▸ SET EXERCISE:
In the material below, find each line holding the string "name" and copy it.

>> START TASK DATA

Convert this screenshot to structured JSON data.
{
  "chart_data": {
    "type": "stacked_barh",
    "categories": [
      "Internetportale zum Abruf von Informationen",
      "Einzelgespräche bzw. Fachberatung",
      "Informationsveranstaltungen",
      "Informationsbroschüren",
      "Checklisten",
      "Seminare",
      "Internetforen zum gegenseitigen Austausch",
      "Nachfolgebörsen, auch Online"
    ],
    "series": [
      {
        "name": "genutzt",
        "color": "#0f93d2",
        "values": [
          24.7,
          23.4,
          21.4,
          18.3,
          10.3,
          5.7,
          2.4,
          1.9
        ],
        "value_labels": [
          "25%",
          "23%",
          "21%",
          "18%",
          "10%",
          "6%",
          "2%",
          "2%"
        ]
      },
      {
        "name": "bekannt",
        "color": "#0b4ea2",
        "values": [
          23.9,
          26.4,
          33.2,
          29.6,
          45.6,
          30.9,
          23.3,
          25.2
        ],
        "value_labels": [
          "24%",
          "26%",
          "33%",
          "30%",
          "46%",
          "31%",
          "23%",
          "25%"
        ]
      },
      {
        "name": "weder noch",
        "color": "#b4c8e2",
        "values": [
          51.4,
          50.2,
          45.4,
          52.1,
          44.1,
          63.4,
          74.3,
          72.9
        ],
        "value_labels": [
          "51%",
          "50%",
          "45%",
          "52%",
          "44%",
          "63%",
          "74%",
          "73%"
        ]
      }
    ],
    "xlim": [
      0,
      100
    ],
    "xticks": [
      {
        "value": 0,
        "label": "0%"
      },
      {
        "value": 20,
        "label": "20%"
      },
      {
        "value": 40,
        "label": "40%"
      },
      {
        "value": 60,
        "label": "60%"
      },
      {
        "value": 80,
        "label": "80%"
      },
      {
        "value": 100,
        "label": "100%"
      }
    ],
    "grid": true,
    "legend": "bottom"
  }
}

>> END TASK DATA

▸ THE RESULT:
        "name": "genutzt",
        "name": "bekannt",
        "name": "weder noch",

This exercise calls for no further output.